Start of RECORDED DATA

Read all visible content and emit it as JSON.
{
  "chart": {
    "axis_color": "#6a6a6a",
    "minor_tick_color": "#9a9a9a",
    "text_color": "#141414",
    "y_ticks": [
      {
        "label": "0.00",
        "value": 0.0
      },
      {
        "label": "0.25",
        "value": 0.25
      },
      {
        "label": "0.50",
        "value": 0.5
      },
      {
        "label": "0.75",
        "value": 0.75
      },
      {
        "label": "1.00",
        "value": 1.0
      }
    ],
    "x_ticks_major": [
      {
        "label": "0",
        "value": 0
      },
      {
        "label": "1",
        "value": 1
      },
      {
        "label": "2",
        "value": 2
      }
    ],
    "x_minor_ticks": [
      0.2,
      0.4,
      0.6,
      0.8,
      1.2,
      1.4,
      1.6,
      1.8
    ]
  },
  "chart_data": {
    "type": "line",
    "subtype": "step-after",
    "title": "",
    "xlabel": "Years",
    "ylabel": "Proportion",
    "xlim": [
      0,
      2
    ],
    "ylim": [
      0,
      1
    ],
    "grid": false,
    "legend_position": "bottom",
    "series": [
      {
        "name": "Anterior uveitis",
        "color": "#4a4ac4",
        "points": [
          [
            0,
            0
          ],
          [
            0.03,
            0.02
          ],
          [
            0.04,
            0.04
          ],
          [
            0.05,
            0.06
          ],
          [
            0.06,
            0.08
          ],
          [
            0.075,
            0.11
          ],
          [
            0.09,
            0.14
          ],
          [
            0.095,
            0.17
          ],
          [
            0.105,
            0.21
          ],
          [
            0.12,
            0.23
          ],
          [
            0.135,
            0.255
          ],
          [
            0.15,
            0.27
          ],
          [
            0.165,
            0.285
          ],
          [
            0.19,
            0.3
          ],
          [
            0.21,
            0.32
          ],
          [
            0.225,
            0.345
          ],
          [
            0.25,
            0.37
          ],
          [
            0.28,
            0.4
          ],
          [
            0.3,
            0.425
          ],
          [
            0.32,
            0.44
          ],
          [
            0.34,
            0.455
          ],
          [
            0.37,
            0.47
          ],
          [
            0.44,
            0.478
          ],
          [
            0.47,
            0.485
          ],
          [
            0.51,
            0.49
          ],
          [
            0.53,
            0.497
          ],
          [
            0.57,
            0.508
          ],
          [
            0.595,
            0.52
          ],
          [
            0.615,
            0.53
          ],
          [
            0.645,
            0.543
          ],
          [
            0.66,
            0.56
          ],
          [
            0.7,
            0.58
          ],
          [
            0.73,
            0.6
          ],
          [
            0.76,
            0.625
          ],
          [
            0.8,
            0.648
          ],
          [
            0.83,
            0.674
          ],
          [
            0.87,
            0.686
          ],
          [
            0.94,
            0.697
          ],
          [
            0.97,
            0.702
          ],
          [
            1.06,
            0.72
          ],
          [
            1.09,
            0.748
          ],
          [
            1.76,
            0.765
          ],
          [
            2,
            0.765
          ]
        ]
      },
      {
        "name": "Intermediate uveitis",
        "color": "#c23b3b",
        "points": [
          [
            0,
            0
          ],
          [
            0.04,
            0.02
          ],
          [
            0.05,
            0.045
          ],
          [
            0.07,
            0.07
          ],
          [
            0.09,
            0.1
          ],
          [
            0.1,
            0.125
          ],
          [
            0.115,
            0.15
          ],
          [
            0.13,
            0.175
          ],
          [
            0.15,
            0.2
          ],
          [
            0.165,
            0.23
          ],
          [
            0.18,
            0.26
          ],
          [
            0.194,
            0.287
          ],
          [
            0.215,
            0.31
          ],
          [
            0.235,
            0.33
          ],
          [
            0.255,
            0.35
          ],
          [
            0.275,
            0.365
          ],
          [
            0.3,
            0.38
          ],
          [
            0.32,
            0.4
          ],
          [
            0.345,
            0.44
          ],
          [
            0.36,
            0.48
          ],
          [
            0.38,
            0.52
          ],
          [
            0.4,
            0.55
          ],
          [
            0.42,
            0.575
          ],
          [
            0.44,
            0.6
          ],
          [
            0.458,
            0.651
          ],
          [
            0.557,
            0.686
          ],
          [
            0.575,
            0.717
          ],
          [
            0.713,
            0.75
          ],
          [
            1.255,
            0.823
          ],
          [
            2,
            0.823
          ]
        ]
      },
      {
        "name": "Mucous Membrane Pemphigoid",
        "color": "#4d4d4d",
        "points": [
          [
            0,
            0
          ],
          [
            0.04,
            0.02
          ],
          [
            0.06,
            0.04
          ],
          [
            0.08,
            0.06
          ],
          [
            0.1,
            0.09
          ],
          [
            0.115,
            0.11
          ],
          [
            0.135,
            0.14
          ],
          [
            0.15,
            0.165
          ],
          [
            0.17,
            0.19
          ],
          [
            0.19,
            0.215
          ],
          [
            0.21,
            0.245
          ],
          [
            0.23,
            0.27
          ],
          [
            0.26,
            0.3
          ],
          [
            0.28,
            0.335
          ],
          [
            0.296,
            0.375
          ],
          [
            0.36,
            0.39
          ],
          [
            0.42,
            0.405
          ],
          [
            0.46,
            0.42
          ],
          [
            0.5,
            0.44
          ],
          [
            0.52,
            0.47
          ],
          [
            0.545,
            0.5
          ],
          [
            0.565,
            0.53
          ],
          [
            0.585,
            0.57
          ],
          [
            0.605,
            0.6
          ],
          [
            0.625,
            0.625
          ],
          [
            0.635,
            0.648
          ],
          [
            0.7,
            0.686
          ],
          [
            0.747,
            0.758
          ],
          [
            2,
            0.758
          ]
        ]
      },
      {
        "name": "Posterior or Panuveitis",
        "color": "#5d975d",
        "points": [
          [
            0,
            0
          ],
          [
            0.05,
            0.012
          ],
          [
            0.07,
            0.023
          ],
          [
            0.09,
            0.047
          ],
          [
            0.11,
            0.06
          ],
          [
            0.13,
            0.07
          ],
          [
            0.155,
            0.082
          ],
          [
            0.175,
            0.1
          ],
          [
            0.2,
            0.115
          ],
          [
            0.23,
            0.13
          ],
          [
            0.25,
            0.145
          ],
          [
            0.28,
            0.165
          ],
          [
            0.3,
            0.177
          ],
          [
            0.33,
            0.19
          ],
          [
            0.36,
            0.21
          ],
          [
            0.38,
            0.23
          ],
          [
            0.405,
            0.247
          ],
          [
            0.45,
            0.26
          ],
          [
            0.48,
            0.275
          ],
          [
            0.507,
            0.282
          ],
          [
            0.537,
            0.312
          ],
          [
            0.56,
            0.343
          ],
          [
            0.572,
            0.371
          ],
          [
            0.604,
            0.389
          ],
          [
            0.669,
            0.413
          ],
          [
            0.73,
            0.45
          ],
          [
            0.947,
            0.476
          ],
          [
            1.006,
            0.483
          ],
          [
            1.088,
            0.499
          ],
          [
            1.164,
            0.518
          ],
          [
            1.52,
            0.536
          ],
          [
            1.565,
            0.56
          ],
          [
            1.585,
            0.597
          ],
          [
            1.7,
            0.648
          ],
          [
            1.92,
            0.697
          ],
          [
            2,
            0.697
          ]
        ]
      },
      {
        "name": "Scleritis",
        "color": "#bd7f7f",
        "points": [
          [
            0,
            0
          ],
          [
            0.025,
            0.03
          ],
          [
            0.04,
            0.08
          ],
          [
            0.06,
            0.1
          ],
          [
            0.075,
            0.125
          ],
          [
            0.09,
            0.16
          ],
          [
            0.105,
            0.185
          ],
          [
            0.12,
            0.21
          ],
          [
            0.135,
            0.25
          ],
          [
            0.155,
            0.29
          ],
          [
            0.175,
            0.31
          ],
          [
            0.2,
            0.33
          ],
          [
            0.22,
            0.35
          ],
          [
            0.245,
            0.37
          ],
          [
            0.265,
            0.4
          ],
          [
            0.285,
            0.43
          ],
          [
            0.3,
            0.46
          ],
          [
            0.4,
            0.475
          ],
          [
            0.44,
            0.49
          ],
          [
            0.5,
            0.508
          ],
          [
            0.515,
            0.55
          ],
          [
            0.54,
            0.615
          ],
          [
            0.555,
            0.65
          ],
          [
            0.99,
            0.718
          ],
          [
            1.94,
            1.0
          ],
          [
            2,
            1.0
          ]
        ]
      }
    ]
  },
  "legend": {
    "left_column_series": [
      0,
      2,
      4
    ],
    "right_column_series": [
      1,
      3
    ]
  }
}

End of RECORDED DATA

__GOAL__
Gather from the entries above all lines that include the string "name".

__SOLUTION FOR THIS TASK__
        "name": "Anterior uveitis",
        "name": "Intermediate uveitis",
        "name": "Mucous Membrane Pemphigoid",
        "name": "Posterior or Panuveitis",
        "name": "Scleritis",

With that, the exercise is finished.